*GIVEN INSTRUCTION*: Return all of the entries word for word, but omit the pictures they contain.

*EXERCISE MATERIAL*:
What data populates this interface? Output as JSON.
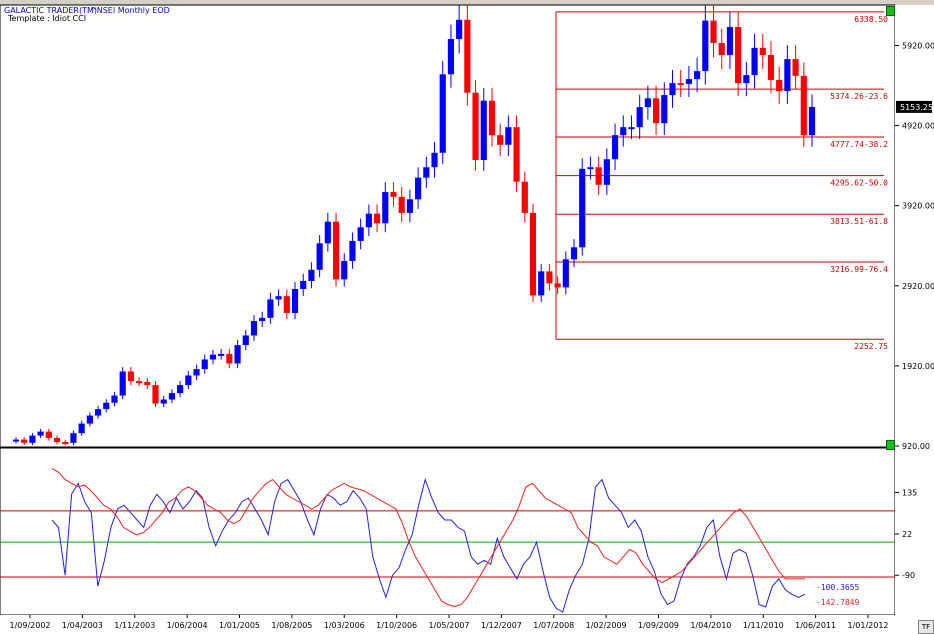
{
  "header": {
    "app_title": "GALACTIC TRADER(TM)",
    "symbol": "^NSEI Monthly  EOD",
    "template": "Template : Idiot CCI"
  },
  "colors": {
    "up_candle": "#0000ff",
    "down_candle": "#ff0000",
    "fib_line": "#cc0000",
    "cci_fast": "#2222dd",
    "cci_slow": "#ee2222",
    "zero_line": "#00aa00",
    "background": "#ffffff"
  },
  "tf_button": "TF",
  "chart_data": [
    {
      "type": "candlestick",
      "title": "",
      "ylim": [
        920,
        6400
      ],
      "y_ticks": [
        920,
        1920,
        2920,
        3920,
        4920,
        5920
      ],
      "y_tick_labels": [
        "920.00",
        "1920.00",
        "2920.00",
        "3920.00",
        "4920.00",
        "5920.00"
      ],
      "last_price_label": "5153.25",
      "close_approx": [
        1000,
        960,
        1050,
        1100,
        1020,
        970,
        960,
        1080,
        1200,
        1300,
        1380,
        1460,
        1550,
        1850,
        1730,
        1720,
        1680,
        1450,
        1500,
        1580,
        1680,
        1800,
        1880,
        2000,
        2060,
        2070,
        1950,
        2180,
        2300,
        2480,
        2520,
        2750,
        2790,
        2580,
        2880,
        2980,
        3120,
        3450,
        3720,
        3000,
        3230,
        3480,
        3650,
        3820,
        3700,
        4090,
        4030,
        3830,
        4000,
        4270,
        4400,
        4580,
        5560,
        6000,
        6240,
        5330,
        4490,
        5230,
        4800,
        4680,
        4900,
        4220,
        3830,
        2800,
        3100,
        2950,
        2900,
        3250,
        3400,
        4380,
        4400,
        4180,
        4500,
        4800,
        4900,
        4900,
        5150,
        5260,
        4950,
        5300,
        5450,
        5440,
        5500,
        5600,
        6230,
        5950,
        5800,
        6150,
        5450,
        5550,
        5890,
        5800,
        5490,
        5350,
        5750,
        5540,
        4800,
        5153
      ],
      "fib_levels": [
        {
          "label": "6338.50",
          "value": 6338.5
        },
        {
          "label": "5374.26-23.6",
          "value": 5374.26
        },
        {
          "label": "4777.74-38.2",
          "value": 4777.74
        },
        {
          "label": "4295.62-50.0",
          "value": 4295.62
        },
        {
          "label": "3813.51-61.8",
          "value": 3813.51
        },
        {
          "label": "3216.99-76.4",
          "value": 3216.99
        },
        {
          "label": "2252.75",
          "value": 2252.75
        }
      ]
    },
    {
      "type": "line",
      "title": "",
      "ylim": [
        -190,
        245
      ],
      "y_ticks": [
        135,
        22,
        -90
      ],
      "y_tick_labels": [
        "135",
        "22",
        "-90"
      ],
      "reference_lines": [
        {
          "value": 85,
          "color": "#cc0000"
        },
        {
          "value": 0,
          "color": "#00aa00"
        },
        {
          "value": -95,
          "color": "#cc0000"
        }
      ],
      "x_tick_labels": [
        "1/09/2002",
        "1/04/2003",
        "1/11/2003",
        "1/06/2004",
        "1/01/2005",
        "1/08/2005",
        "1/03/2006",
        "1/10/2006",
        "1/05/2007",
        "1/12/2007",
        "1/07/2008",
        "1/02/2009",
        "1/09/2009",
        "1/04/2010",
        "1/11/2010",
        "1/06/2011",
        "1/01/2012"
      ],
      "series": [
        {
          "name": "",
          "values": [
            60,
            40,
            -90,
            130,
            160,
            110,
            80,
            -120,
            -50,
            40,
            90,
            100,
            80,
            60,
            40,
            100,
            130,
            110,
            80,
            120,
            90,
            110,
            140,
            120,
            40,
            -10,
            30,
            60,
            80,
            110,
            120,
            90,
            60,
            20,
            110,
            160,
            170,
            140,
            110,
            60,
            20,
            90,
            130,
            120,
            100,
            110,
            140,
            120,
            90,
            -40,
            -100,
            -150,
            -90,
            -70,
            -20,
            20,
            100,
            170,
            120,
            80,
            60,
            60,
            40,
            30,
            -40,
            -60,
            -50,
            -60,
            10,
            -40,
            -70,
            -100,
            -60,
            -40,
            0,
            -80,
            -150,
            -180,
            -190,
            -130,
            -90,
            -60,
            10,
            150,
            170,
            120,
            100,
            80,
            40,
            60,
            30,
            -40,
            -80,
            -140,
            -170,
            -160,
            -100,
            -60,
            -40,
            -10,
            40,
            60,
            -40,
            -100,
            -30,
            -20,
            -30,
            -90,
            -170,
            -176,
            -120,
            -100,
            -130,
            -142,
            -150,
            -142
          ]
        },
        {
          "name": "",
          "values": [
            200,
            190,
            170,
            160,
            150,
            155,
            140,
            120,
            100,
            90,
            70,
            40,
            30,
            20,
            25,
            40,
            60,
            80,
            110,
            120,
            140,
            150,
            140,
            120,
            100,
            90,
            80,
            60,
            50,
            60,
            90,
            120,
            140,
            160,
            170,
            150,
            130,
            120,
            110,
            100,
            90,
            100,
            120,
            140,
            150,
            160,
            150,
            145,
            140,
            130,
            120,
            110,
            100,
            90,
            50,
            0,
            -40,
            -70,
            -100,
            -130,
            -160,
            -170,
            -175,
            -170,
            -150,
            -120,
            -90,
            -60,
            -30,
            0,
            30,
            60,
            100,
            150,
            160,
            140,
            120,
            110,
            100,
            90,
            80,
            40,
            20,
            0,
            -10,
            -40,
            -50,
            -60,
            -40,
            -20,
            -30,
            -60,
            -80,
            -100,
            -110,
            -100,
            -90,
            -80,
            -60,
            -40,
            -20,
            0,
            20,
            40,
            60,
            80,
            90,
            70,
            40,
            10,
            -20,
            -50,
            -80,
            -100,
            -100,
            -100,
            -100
          ]
        }
      ],
      "value_labels": [
        {
          "label": "-100.3655",
          "color": "#2222dd"
        },
        {
          "label": "-142.7849",
          "color": "#ee2222"
        }
      ]
    }
  ]
}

*FINISHED TASK*:
What data populates this interface? Output as JSON.
{
  "header": {
    "app_title": "GALACTIC TRADER(TM)",
    "symbol": "^NSEI Monthly  EOD",
    "template": "Template : Idiot CCI"
  },
  "colors": {
    "up_candle": "#0000ff",
    "down_candle": "#ff0000",
    "fib_line": "#cc0000",
    "cci_fast": "#2222dd",
    "cci_slow": "#ee2222",
    "zero_line": "#00aa00",
    "background": "#ffffff"
  },
  "tf_button": "TF",
  "chart_data": [
    {
      "type": "candlestick",
      "title": "",
      "ylim": [
        920,
        6400
      ],
      "y_ticks": [
        920,
        1920,
        2920,
        3920,
        4920,
        5920
      ],
      "y_tick_labels": [
        "920.00",
        "1920.00",
        "2920.00",
        "3920.00",
        "4920.00",
        "5920.00"
      ],
      "last_price_label": "5153.25",
      "close_approx": [
        1000,
        960,
        1050,
        1100,
        1020,
        970,
        960,
        1080,
        1200,
        1300,
        1380,
        1460,
        1550,
        1850,
        1730,
        1720,
        1680,
        1450,
        1500,
        1580,
        1680,
        1800,
        1880,
        2000,
        2060,
        2070,
        1950,
        2180,
        2300,
        2480,
        2520,
        2750,
        2790,
        2580,
        2880,
        2980,
        3120,
        3450,
        3720,
        3000,
        3230,
        3480,
        3650,
        3820,
        3700,
        4090,
        4030,
        3830,
        4000,
        4270,
        4400,
        4580,
        5560,
        6000,
        6240,
        5330,
        4490,
        5230,
        4800,
        4680,
        4900,
        4220,
        3830,
        2800,
        3100,
        2950,
        2900,
        3250,
        3400,
        4380,
        4400,
        4180,
        4500,
        4800,
        4900,
        4900,
        5150,
        5260,
        4950,
        5300,
        5450,
        5440,
        5500,
        5600,
        6230,
        5950,
        5800,
        6150,
        5450,
        5550,
        5890,
        5800,
        5490,
        5350,
        5750,
        5540,
        4800,
        5153
      ],
      "fib_levels": [
        {
          "label": "6338.50",
          "value": 6338.5
        },
        {
          "label": "5374.26-23.6",
          "value": 5374.26
        },
        {
          "label": "4777.74-38.2",
          "value": 4777.74
        },
        {
          "label": "4295.62-50.0",
          "value": 4295.62
        },
        {
          "label": "3813.51-61.8",
          "value": 3813.51
        },
        {
          "label": "3216.99-76.4",
          "value": 3216.99
        },
        {
          "label": "2252.75",
          "value": 2252.75
        }
      ]
    },
    {
      "type": "line",
      "title": "",
      "ylim": [
        -190,
        245
      ],
      "y_ticks": [
        135,
        22,
        -90
      ],
      "y_tick_labels": [
        "135",
        "22",
        "-90"
      ],
      "reference_lines": [
        {
          "value": 85,
          "color": "#cc0000"
        },
        {
          "value": 0,
          "color": "#00aa00"
        },
        {
          "value": -95,
          "color": "#cc0000"
        }
      ],
      "x_tick_labels": [
        "1/09/2002",
        "1/04/2003",
        "1/11/2003",
        "1/06/2004",
        "1/01/2005",
        "1/08/2005",
        "1/03/2006",
        "1/10/2006",
        "1/05/2007",
        "1/12/2007",
        "1/07/2008",
        "1/02/2009",
        "1/09/2009",
        "1/04/2010",
        "1/11/2010",
        "1/06/2011",
        "1/01/2012"
      ],
      "series": [
        {
          "name": "",
          "values": [
            60,
            40,
            -90,
            130,
            160,
            110,
            80,
            -120,
            -50,
            40,
            90,
            100,
            80,
            60,
            40,
            100,
            130,
            110,
            80,
            120,
            90,
            110,
            140,
            120,
            40,
            -10,
            30,
            60,
            80,
            110,
            120,
            90,
            60,
            20,
            110,
            160,
            170,
            140,
            110,
            60,
            20,
            90,
            130,
            120,
            100,
            110,
            140,
            120,
            90,
            -40,
            -100,
            -150,
            -90,
            -70,
            -20,
            20,
            100,
            170,
            120,
            80,
            60,
            60,
            40,
            30,
            -40,
            -60,
            -50,
            -60,
            10,
            -40,
            -70,
            -100,
            -60,
            -40,
            0,
            -80,
            -150,
            -180,
            -190,
            -130,
            -90,
            -60,
            10,
            150,
            170,
            120,
            100,
            80,
            40,
            60,
            30,
            -40,
            -80,
            -140,
            -170,
            -160,
            -100,
            -60,
            -40,
            -10,
            40,
            60,
            -40,
            -100,
            -30,
            -20,
            -30,
            -90,
            -170,
            -176,
            -120,
            -100,
            -130,
            -142,
            -150,
            -142
          ]
        },
        {
          "name": "",
          "values": [
            200,
            190,
            170,
            160,
            150,
            155,
            140,
            120,
            100,
            90,
            70,
            40,
            30,
            20,
            25,
            40,
            60,
            80,
            110,
            120,
            140,
            150,
            140,
            120,
            100,
            90,
            80,
            60,
            50,
            60,
            90,
            120,
            140,
            160,
            170,
            150,
            130,
            120,
            110,
            100,
            90,
            100,
            120,
            140,
            150,
            160,
            150,
            145,
            140,
            130,
            120,
            110,
            100,
            90,
            50,
            0,
            -40,
            -70,
            -100,
            -130,
            -160,
            -170,
            -175,
            -170,
            -150,
            -120,
            -90,
            -60,
            -30,
            0,
            30,
            60,
            100,
            150,
            160,
            140,
            120,
            110,
            100,
            90,
            80,
            40,
            20,
            0,
            -10,
            -40,
            -50,
            -60,
            -40,
            -20,
            -30,
            -60,
            -80,
            -100,
            -110,
            -100,
            -90,
            -80,
            -60,
            -40,
            -20,
            0,
            20,
            40,
            60,
            80,
            90,
            70,
            40,
            10,
            -20,
            -50,
            -80,
            -100,
            -100,
            -100,
            -100
          ]
        }
      ],
      "value_labels": [
        {
          "label": "-100.3655",
          "color": "#2222dd"
        },
        {
          "label": "-142.7849",
          "color": "#ee2222"
        }
      ]
    }
  ]
}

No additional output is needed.